# EXTRACTED INFORMATION start
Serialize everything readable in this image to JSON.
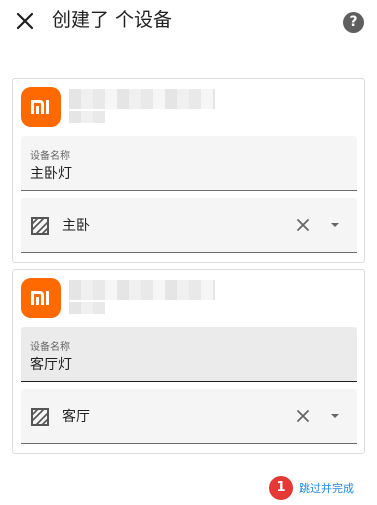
{
  "header": {
    "title": "创建了 个设备",
    "close_icon": "close-icon",
    "help_icon": "help-icon",
    "help_symbol": "?"
  },
  "devices": [
    {
      "name_field_label": "设备名称",
      "name_field_value": "主卧灯",
      "area_value": "主卧",
      "area_icon": "area-hatch-icon"
    },
    {
      "name_field_label": "设备名称",
      "name_field_value": "客厅灯",
      "area_value": "客厅",
      "area_icon": "area-hatch-icon"
    }
  ],
  "footer": {
    "badge_count": "1",
    "skip_label": "跳过并完成"
  },
  "colors": {
    "brand_orange": "#ff6900",
    "link_blue": "#1e88e5",
    "badge_red": "#e53935"
  }
}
# EXTRACTED INFORMATION end
■ **GIVEN PROBLEM**: Reproduce the full listing faithfully, but do not carry over any pictures.

■ **TASK RESULT**:
Serialize everything readable in this image to JSON.
{
  "header": {
    "title": "创建了 个设备",
    "close_icon": "close-icon",
    "help_icon": "help-icon",
    "help_symbol": "?"
  },
  "devices": [
    {
      "name_field_label": "设备名称",
      "name_field_value": "主卧灯",
      "area_value": "主卧",
      "area_icon": "area-hatch-icon"
    },
    {
      "name_field_label": "设备名称",
      "name_field_value": "客厅灯",
      "area_value": "客厅",
      "area_icon": "area-hatch-icon"
    }
  ],
  "footer": {
    "badge_count": "1",
    "skip_label": "跳过并完成"
  },
  "colors": {
    "brand_orange": "#ff6900",
    "link_blue": "#1e88e5",
    "badge_red": "#e53935"
  }
}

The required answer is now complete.